**Task brief**
Copy every line in the records below that contains the word "在工作上".

**Given entries**
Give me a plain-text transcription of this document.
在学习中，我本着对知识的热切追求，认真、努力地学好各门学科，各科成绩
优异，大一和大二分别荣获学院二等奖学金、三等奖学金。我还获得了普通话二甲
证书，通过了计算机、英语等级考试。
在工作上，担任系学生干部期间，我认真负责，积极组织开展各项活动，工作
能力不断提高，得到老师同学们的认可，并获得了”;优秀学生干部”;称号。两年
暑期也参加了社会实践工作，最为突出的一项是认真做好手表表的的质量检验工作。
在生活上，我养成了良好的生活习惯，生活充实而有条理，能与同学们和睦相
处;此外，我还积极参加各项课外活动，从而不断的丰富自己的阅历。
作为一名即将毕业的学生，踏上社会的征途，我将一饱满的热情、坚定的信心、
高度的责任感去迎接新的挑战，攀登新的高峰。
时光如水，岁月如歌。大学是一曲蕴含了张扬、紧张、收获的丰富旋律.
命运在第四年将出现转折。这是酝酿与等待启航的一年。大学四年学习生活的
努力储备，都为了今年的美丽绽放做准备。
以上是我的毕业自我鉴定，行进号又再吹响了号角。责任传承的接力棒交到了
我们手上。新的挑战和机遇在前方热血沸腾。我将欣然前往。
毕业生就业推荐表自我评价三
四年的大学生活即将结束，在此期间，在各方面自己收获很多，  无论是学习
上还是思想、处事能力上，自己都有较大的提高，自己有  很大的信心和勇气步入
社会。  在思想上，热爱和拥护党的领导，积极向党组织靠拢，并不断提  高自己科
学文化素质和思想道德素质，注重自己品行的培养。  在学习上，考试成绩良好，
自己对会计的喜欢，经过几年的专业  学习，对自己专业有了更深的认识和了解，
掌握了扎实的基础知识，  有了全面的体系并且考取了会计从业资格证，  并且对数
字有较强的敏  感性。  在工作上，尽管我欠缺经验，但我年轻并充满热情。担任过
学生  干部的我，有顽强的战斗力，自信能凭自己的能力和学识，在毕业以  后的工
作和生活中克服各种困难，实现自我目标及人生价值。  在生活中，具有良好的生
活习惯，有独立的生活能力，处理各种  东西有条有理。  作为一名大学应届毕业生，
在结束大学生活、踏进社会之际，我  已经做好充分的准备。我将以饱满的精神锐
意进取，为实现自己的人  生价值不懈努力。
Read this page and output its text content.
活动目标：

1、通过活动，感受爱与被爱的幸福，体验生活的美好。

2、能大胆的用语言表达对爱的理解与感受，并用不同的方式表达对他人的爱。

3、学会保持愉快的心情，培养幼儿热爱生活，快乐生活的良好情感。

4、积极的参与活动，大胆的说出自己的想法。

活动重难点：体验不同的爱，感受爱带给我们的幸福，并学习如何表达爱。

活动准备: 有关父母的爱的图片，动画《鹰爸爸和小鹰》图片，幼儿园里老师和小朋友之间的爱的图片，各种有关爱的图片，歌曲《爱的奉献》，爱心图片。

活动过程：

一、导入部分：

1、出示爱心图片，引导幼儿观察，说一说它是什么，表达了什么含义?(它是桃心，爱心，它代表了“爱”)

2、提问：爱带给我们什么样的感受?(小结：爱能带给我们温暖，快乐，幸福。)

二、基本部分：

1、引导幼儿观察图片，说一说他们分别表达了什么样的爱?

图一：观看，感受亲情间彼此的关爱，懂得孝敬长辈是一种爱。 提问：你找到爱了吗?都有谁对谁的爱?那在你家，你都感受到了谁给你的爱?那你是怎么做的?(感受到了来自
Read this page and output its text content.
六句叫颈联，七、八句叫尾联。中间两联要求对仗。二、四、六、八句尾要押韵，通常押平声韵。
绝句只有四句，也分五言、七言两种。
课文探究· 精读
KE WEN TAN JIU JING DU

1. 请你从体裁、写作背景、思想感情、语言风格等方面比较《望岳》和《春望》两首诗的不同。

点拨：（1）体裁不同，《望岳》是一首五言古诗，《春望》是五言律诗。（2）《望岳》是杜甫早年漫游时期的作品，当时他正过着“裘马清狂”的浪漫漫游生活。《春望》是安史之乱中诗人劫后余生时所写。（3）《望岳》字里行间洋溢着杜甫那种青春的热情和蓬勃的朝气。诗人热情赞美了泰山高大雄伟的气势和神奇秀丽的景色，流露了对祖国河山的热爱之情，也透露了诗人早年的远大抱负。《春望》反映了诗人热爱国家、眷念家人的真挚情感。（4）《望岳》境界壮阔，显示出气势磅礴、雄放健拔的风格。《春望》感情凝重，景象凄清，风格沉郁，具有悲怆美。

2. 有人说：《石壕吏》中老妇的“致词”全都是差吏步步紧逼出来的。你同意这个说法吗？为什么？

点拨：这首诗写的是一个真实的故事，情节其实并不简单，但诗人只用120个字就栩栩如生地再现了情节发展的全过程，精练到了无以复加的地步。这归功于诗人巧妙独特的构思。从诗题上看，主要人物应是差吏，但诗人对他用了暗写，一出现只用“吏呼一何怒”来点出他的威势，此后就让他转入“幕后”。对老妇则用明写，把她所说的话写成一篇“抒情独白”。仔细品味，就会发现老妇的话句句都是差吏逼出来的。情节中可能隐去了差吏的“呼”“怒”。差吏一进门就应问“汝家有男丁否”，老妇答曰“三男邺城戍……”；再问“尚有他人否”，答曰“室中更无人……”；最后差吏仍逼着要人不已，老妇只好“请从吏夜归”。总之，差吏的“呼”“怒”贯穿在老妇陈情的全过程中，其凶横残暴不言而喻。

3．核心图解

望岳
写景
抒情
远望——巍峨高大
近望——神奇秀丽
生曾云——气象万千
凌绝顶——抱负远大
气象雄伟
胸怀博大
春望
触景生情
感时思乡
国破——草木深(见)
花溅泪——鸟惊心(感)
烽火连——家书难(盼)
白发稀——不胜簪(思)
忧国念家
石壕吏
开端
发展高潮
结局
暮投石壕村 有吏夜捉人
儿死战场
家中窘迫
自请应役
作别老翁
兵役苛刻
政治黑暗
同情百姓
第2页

**Solved exercise**
在工作上，担任系学生干部期间，我认真负责，积极组织开展各项活动，工作
字有较强的敏  感性。  在工作上，尽管我欠缺经验，但我年轻并充满热情。担任过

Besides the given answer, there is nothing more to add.